Copy the records below exactly, leaving out any pictures.
___ WORKING DATA ___
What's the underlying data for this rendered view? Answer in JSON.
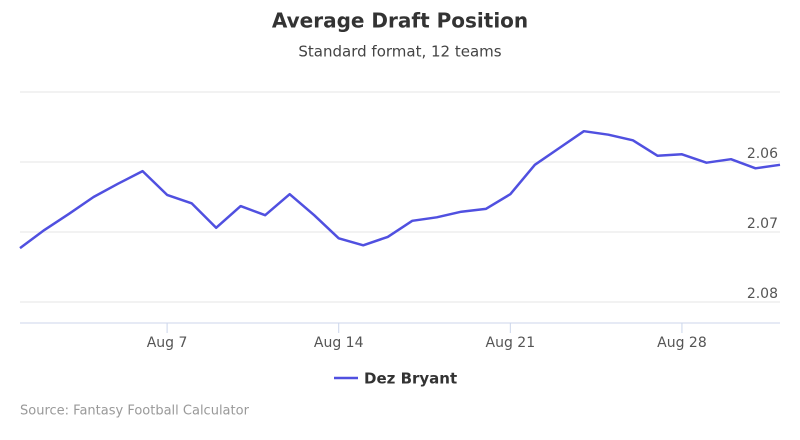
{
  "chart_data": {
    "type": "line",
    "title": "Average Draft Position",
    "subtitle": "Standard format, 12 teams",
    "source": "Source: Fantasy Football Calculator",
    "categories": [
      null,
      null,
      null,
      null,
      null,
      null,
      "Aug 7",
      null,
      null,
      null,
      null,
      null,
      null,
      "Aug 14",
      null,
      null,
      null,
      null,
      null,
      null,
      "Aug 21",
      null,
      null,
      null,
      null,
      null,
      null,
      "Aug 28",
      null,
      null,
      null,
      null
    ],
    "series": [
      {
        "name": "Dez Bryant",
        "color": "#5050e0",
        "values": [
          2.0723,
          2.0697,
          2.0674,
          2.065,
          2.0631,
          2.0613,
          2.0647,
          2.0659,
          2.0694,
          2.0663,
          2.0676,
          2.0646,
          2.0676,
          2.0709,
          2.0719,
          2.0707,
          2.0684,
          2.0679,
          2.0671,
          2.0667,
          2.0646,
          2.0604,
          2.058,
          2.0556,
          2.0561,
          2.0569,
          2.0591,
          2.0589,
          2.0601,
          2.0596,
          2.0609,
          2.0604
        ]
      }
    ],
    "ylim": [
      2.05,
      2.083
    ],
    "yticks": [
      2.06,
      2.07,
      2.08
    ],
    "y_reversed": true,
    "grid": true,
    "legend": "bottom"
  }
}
___
» FINISHED EXERCISE:
What's the underlying data for this rendered view? Answer in JSON.
{
  "chart_data": {
    "type": "line",
    "title": "Average Draft Position",
    "subtitle": "Standard format, 12 teams",
    "source": "Source: Fantasy Football Calculator",
    "categories": [
      null,
      null,
      null,
      null,
      null,
      null,
      "Aug 7",
      null,
      null,
      null,
      null,
      null,
      null,
      "Aug 14",
      null,
      null,
      null,
      null,
      null,
      null,
      "Aug 21",
      null,
      null,
      null,
      null,
      null,
      null,
      "Aug 28",
      null,
      null,
      null,
      null
    ],
    "series": [
      {
        "name": "Dez Bryant",
        "color": "#5050e0",
        "values": [
          2.0723,
          2.0697,
          2.0674,
          2.065,
          2.0631,
          2.0613,
          2.0647,
          2.0659,
          2.0694,
          2.0663,
          2.0676,
          2.0646,
          2.0676,
          2.0709,
          2.0719,
          2.0707,
          2.0684,
          2.0679,
          2.0671,
          2.0667,
          2.0646,
          2.0604,
          2.058,
          2.0556,
          2.0561,
          2.0569,
          2.0591,
          2.0589,
          2.0601,
          2.0596,
          2.0609,
          2.0604
        ]
      }
    ],
    "ylim": [
      2.05,
      2.083
    ],
    "yticks": [
      2.06,
      2.07,
      2.08
    ],
    "y_reversed": true,
    "grid": true,
    "legend": "bottom"
  }
}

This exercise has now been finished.